:: Data provided

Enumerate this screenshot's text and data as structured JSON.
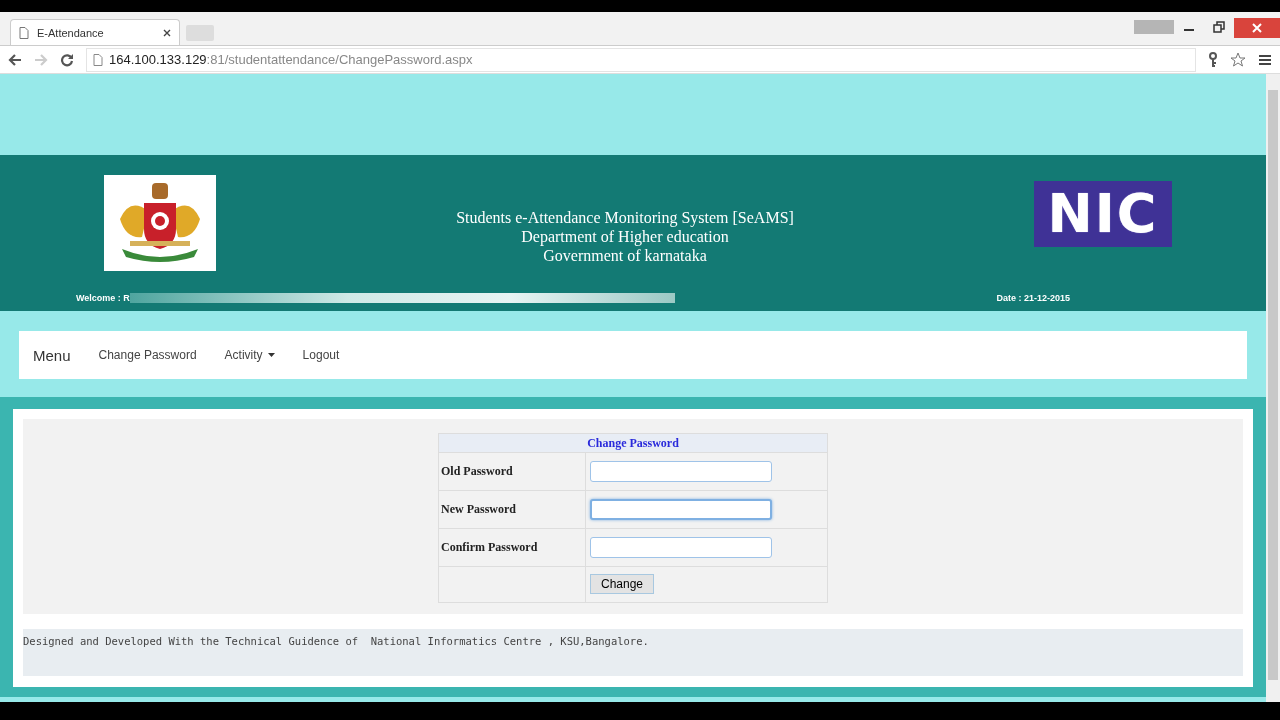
{
  "browser": {
    "tab": {
      "title": "E-Attendance",
      "selected": true
    },
    "address": {
      "host": "164.100.133.129",
      "rest": ":81/studentattendance/ChangePassword.aspx"
    }
  },
  "header": {
    "title_lines": [
      "Students e-Attendance Monitoring System [SeAMS]",
      "Department of Higher education",
      "Government of karnataka"
    ],
    "logo_text": "NIC",
    "welcome": "Welcome : R",
    "date": "Date : 21-12-2015"
  },
  "navbar": {
    "brand": "Menu",
    "items": [
      {
        "label": "Change Password",
        "dropdown": false
      },
      {
        "label": "Activity",
        "dropdown": true
      },
      {
        "label": "Logout",
        "dropdown": false
      }
    ]
  },
  "form": {
    "title": "Change Password",
    "fields": [
      {
        "label": "Old Password",
        "focused": false
      },
      {
        "label": "New Password",
        "focused": true
      },
      {
        "label": "Confirm Password",
        "focused": false
      }
    ],
    "button": "Change"
  },
  "footer": "Designed and Developed With the Technical Guidence of  National Informatics Centre , KSU,Bangalore."
}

::::

- _Short task_: Except for the pictures, print the data above exactly.

- _Task result_:
Enumerate this screenshot's text and data as structured JSON.
{
  "browser": {
    "tab": {
      "title": "E-Attendance",
      "selected": true
    },
    "address": {
      "host": "164.100.133.129",
      "rest": ":81/studentattendance/ChangePassword.aspx"
    }
  },
  "header": {
    "title_lines": [
      "Students e-Attendance Monitoring System [SeAMS]",
      "Department of Higher education",
      "Government of karnataka"
    ],
    "logo_text": "NIC",
    "welcome": "Welcome : R",
    "date": "Date : 21-12-2015"
  },
  "navbar": {
    "brand": "Menu",
    "items": [
      {
        "label": "Change Password",
        "dropdown": false
      },
      {
        "label": "Activity",
        "dropdown": true
      },
      {
        "label": "Logout",
        "dropdown": false
      }
    ]
  },
  "form": {
    "title": "Change Password",
    "fields": [
      {
        "label": "Old Password",
        "focused": false
      },
      {
        "label": "New Password",
        "focused": true
      },
      {
        "label": "Confirm Password",
        "focused": false
      }
    ],
    "button": "Change"
  },
  "footer": "Designed and Developed With the Technical Guidence of  National Informatics Centre , KSU,Bangalore."
}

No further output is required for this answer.